Source data:
---*---

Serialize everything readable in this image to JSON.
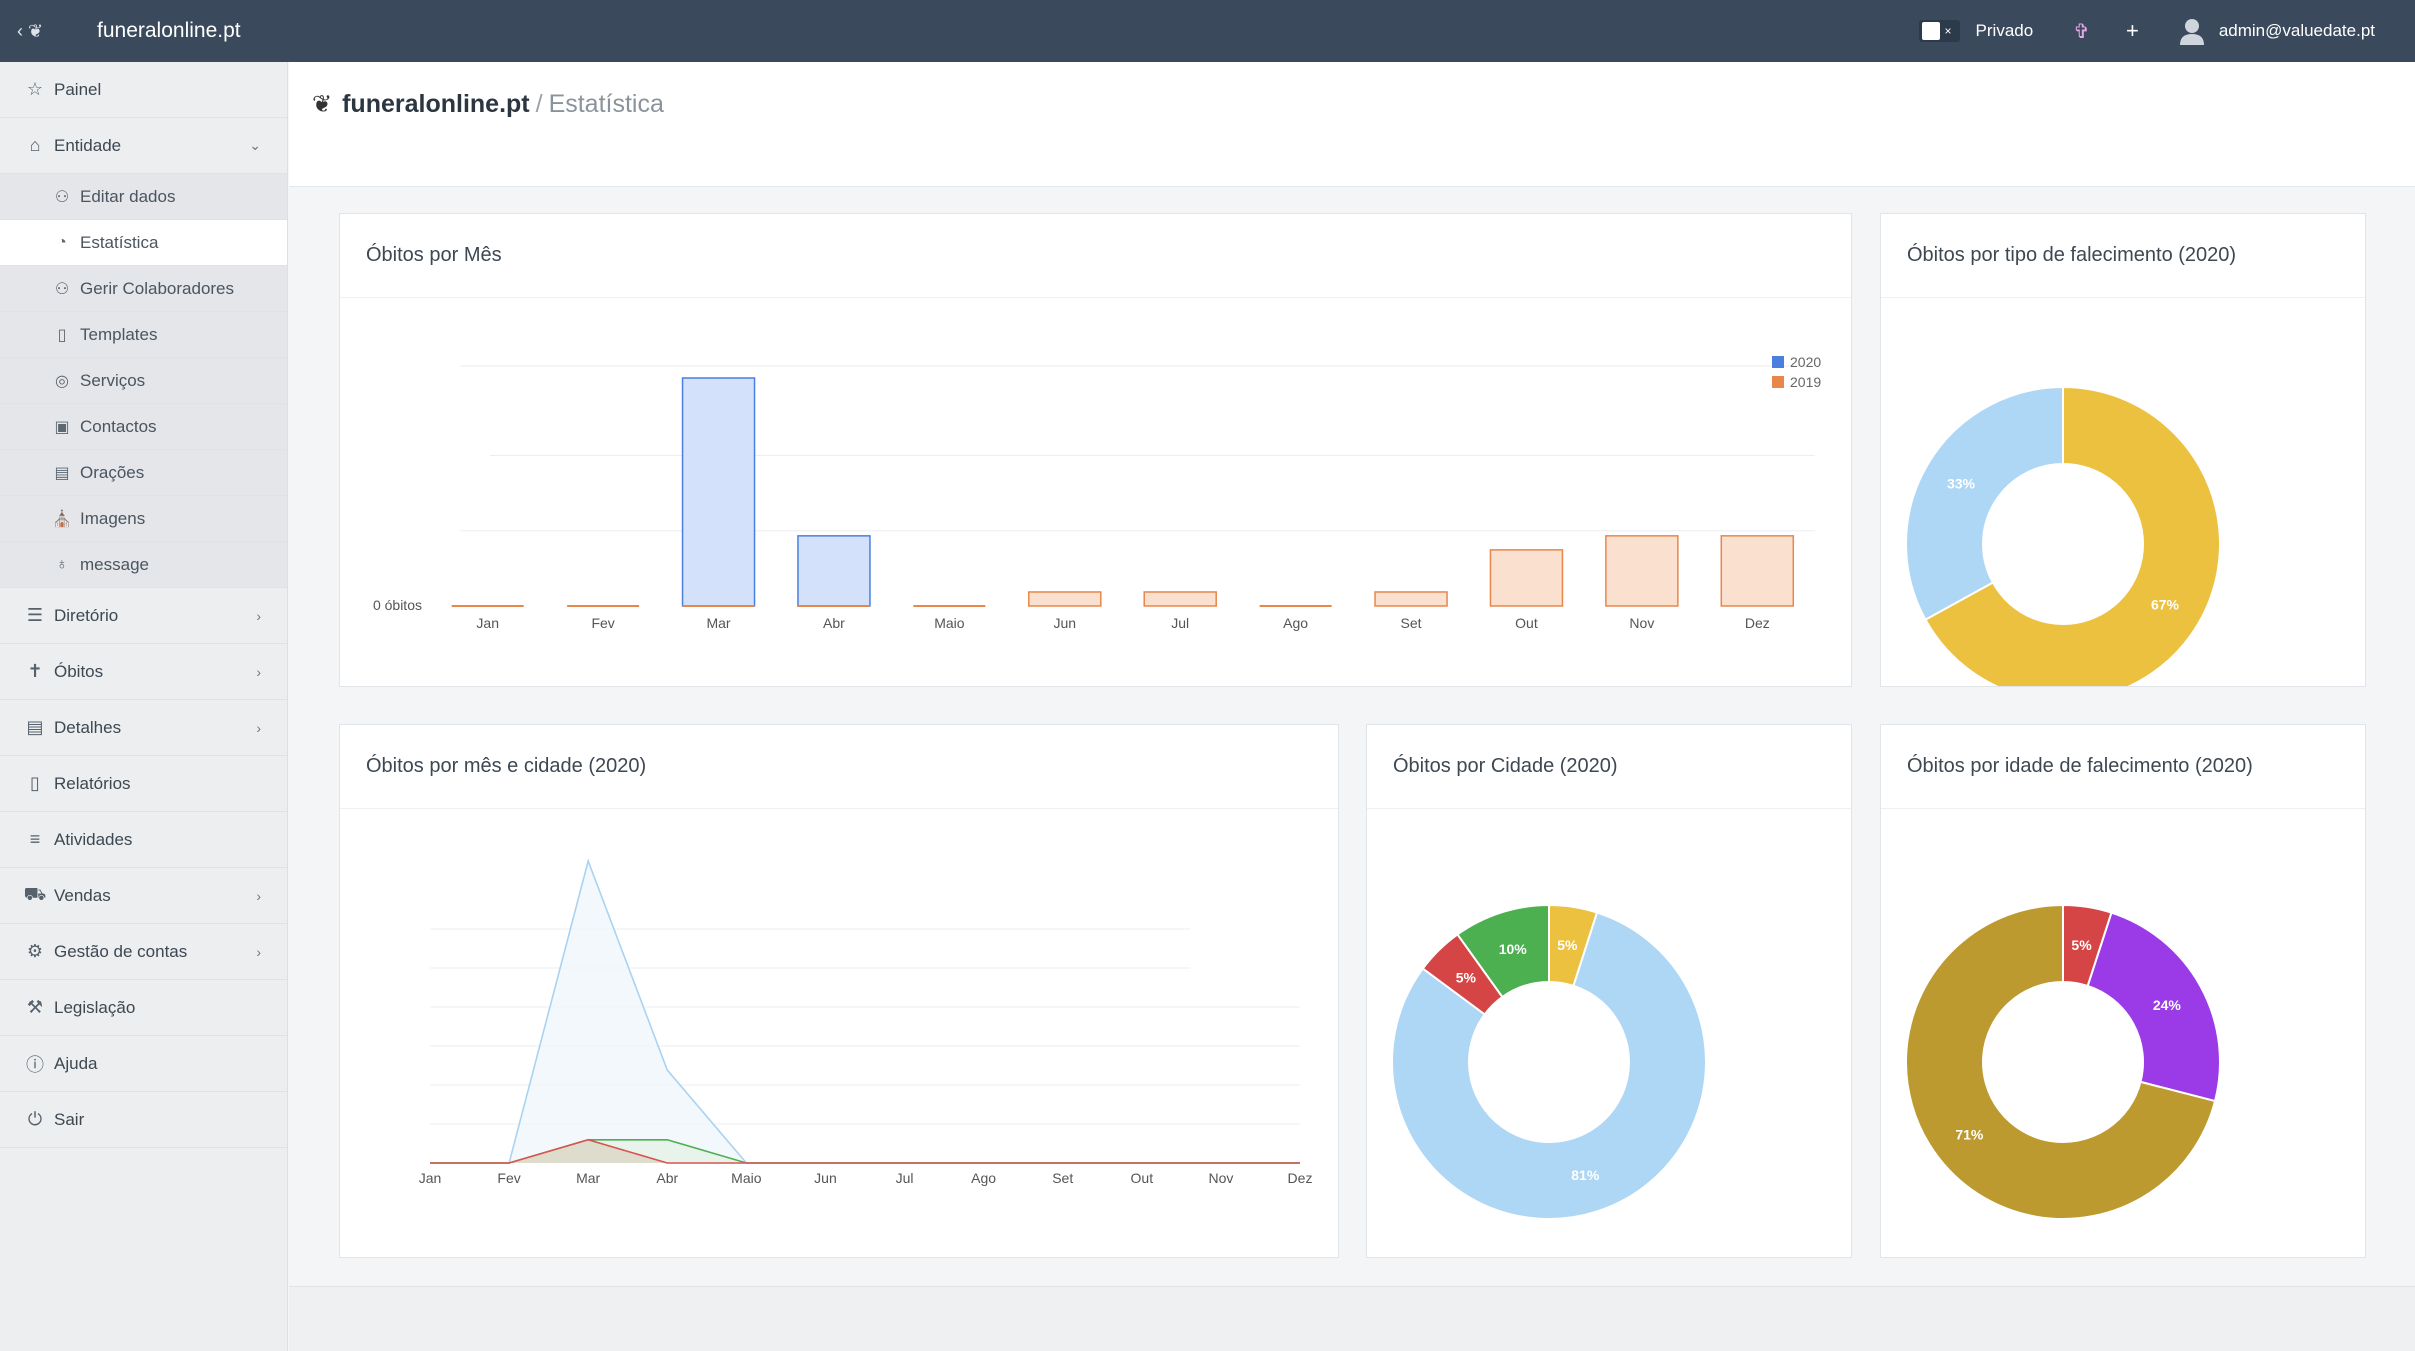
{
  "topbar": {
    "brand": "funeralonline.pt",
    "private_label": "Privado",
    "toggle_x": "×",
    "cross_glyph": "✞",
    "plus_glyph": "+",
    "user_email": "admin@valuedate.pt"
  },
  "sidebar": {
    "items": [
      {
        "label": "Painel",
        "icon": "star-icon"
      },
      {
        "label": "Entidade",
        "icon": "home-icon",
        "chevron": "⌄"
      },
      {
        "label": "Diretório",
        "icon": "signpost-icon",
        "chevron": "›"
      },
      {
        "label": "Óbitos",
        "icon": "cross-icon",
        "chevron": "›"
      },
      {
        "label": "Detalhes",
        "icon": "clipboard-icon",
        "chevron": "›"
      },
      {
        "label": "Relatórios",
        "icon": "document-icon"
      },
      {
        "label": "Atividades",
        "icon": "list-icon"
      },
      {
        "label": "Vendas",
        "icon": "cart-icon",
        "chevron": "›"
      },
      {
        "label": "Gestão de contas",
        "icon": "user-gear-icon",
        "chevron": "›"
      },
      {
        "label": "Legislação",
        "icon": "gavel-icon"
      },
      {
        "label": "Ajuda",
        "icon": "info-icon"
      },
      {
        "label": "Sair",
        "icon": "power-icon"
      }
    ],
    "subitems": [
      {
        "label": "Editar dados",
        "icon": "users-edit-icon"
      },
      {
        "label": "Estatística",
        "icon": "pie-chart-icon",
        "active": true
      },
      {
        "label": "Gerir Colaboradores",
        "icon": "users-icon"
      },
      {
        "label": "Templates",
        "icon": "file-icon"
      },
      {
        "label": "Serviços",
        "icon": "badge-icon"
      },
      {
        "label": "Contactos",
        "icon": "contact-book-icon"
      },
      {
        "label": "Orações",
        "icon": "book-icon"
      },
      {
        "label": "Imagens",
        "icon": "church-icon"
      },
      {
        "label": "message",
        "icon": "bulb-icon"
      }
    ]
  },
  "breadcrumb": {
    "site": "funeralonline.pt",
    "separator": "/",
    "page": "Estatística"
  },
  "cards": {
    "mes": "Óbitos por Mês",
    "tipo": "Óbitos por tipo de falecimento (2020)",
    "mes_cidade": "Óbitos por mês e cidade (2020)",
    "cidade": "Óbitos por Cidade (2020)",
    "idade": "Óbitos por idade de falecimento (2020)"
  },
  "chart_data": [
    {
      "type": "bar",
      "title": "Óbitos por Mês",
      "categories": [
        "Jan",
        "Fev",
        "Mar",
        "Abr",
        "Maio",
        "Jun",
        "Jul",
        "Ago",
        "Set",
        "Out",
        "Nov",
        "Dez"
      ],
      "series": [
        {
          "name": "2020",
          "color": "#4a7fe0",
          "fill": "#d3e1fa",
          "values": [
            0,
            0,
            13,
            4,
            0,
            0,
            0,
            0,
            0,
            0,
            0,
            0
          ]
        },
        {
          "name": "2019",
          "color": "#e8874a",
          "fill": "#fae0cf",
          "values": [
            0,
            0,
            0,
            0,
            0,
            0.8,
            0.8,
            0,
            0.8,
            3.2,
            4,
            4
          ]
        }
      ],
      "ytick_label": "0 óbitos",
      "legend": "top-right"
    },
    {
      "type": "pie",
      "title": "Óbitos por tipo de falecimento (2020)",
      "slices": [
        {
          "value": 67,
          "label": "67%",
          "color": "#ecc140"
        },
        {
          "value": 33,
          "label": "33%",
          "color": "#aed6f5"
        }
      ]
    },
    {
      "type": "area",
      "title": "Óbitos por mês e cidade (2020)",
      "categories": [
        "Jan",
        "Fev",
        "Mar",
        "Abr",
        "Maio",
        "Jun",
        "Jul",
        "Ago",
        "Set",
        "Out",
        "Nov",
        "Dez"
      ],
      "series": [
        {
          "color": "#a9d3f0",
          "fill": "#eef5fb",
          "values": [
            0,
            0,
            13,
            4,
            0,
            0,
            0,
            0,
            0,
            0,
            0,
            0
          ]
        },
        {
          "color": "#4caf50",
          "fill": "#e3f2e4",
          "values": [
            0,
            0,
            1,
            1,
            0,
            0,
            0,
            0,
            0,
            0,
            0,
            0
          ]
        },
        {
          "color": "#d9534f",
          "fill": "#d8d2c0",
          "values": [
            0,
            0,
            1,
            0,
            0,
            0,
            0,
            0,
            0,
            0,
            0,
            0
          ]
        }
      ]
    },
    {
      "type": "pie",
      "title": "Óbitos por Cidade (2020)",
      "slices": [
        {
          "value": 5,
          "label": "5%",
          "color": "#ecc140"
        },
        {
          "value": 81,
          "label": "81%",
          "color": "#aed6f5"
        },
        {
          "value": 5,
          "label": "5%",
          "color": "#d64545"
        },
        {
          "value": 10,
          "label": "10%",
          "color": "#4caf50"
        }
      ]
    },
    {
      "type": "pie",
      "title": "Óbitos por idade de falecimento (2020)",
      "slices": [
        {
          "value": 5,
          "label": "5%",
          "color": "#d64545"
        },
        {
          "value": 24,
          "label": "24%",
          "color": "#9b3be8"
        },
        {
          "value": 71,
          "label": "71%",
          "color": "#bd9a30"
        }
      ]
    }
  ]
}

---*---

**Prompt:**
List every line from the entries above in which "title" appears.

**In response:**
      "title": "Óbitos por Mês",
      "title": "Óbitos por tipo de falecimento (2020)",
      "title": "Óbitos por mês e cidade (2020)",
      "title": "Óbitos por Cidade (2020)",
      "title": "Óbitos por idade de falecimento (2020)",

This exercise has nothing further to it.